Extracted records:
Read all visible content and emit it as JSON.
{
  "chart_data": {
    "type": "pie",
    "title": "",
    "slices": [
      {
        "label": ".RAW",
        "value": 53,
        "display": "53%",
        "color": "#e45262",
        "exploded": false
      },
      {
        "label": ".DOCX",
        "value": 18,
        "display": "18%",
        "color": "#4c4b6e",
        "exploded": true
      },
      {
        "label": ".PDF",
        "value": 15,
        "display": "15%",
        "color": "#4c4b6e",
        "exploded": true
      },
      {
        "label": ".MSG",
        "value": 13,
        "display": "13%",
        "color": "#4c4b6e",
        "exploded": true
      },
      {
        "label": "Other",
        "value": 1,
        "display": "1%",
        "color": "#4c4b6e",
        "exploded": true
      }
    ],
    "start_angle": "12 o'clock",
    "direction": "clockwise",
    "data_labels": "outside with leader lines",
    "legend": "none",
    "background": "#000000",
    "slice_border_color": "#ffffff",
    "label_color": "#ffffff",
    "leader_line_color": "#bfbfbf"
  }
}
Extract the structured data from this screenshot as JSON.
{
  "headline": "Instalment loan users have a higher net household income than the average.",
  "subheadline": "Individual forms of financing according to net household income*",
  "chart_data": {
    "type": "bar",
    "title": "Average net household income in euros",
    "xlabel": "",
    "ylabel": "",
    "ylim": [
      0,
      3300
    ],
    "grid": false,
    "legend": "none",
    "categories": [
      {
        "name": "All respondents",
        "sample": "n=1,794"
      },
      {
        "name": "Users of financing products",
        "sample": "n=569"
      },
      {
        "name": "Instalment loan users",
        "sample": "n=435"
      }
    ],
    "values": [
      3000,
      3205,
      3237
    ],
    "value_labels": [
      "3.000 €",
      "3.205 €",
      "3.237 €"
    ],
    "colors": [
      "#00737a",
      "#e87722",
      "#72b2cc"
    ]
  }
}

Task to carry out:
Take every line that includes the string "title" and copy it.

Worked answer:
    "title": "",
    "title": "Average net household income in euros",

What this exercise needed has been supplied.